__TASK TO CARRY OUT__:
Pick out each line of the records that includes the string "title", and copy it.

__EXTRACTED INFORMATION__:
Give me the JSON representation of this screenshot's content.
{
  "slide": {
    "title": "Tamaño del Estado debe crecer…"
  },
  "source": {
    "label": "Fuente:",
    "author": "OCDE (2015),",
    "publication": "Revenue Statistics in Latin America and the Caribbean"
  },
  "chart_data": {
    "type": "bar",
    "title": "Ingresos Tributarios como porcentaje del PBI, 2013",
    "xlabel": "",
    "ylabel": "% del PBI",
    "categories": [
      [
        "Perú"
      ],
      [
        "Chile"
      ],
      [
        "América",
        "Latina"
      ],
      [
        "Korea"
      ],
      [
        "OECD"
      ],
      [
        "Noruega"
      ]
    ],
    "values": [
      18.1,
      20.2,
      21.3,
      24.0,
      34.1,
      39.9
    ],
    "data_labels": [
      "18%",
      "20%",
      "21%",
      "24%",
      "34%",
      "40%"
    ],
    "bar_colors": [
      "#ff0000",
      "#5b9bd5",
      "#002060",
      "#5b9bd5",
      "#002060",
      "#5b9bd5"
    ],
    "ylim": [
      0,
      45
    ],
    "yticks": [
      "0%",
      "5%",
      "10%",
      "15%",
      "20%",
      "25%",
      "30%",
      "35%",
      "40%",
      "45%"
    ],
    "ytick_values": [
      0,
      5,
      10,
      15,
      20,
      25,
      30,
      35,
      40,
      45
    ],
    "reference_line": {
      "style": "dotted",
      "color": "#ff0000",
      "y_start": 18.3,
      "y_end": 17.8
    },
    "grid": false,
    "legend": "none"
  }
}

__WRITTEN SOLUTION__:
    "title": "Tamaño del Estado debe crecer…"
    "title": "Ingresos Tributarios como porcentaje del PBI, 2013",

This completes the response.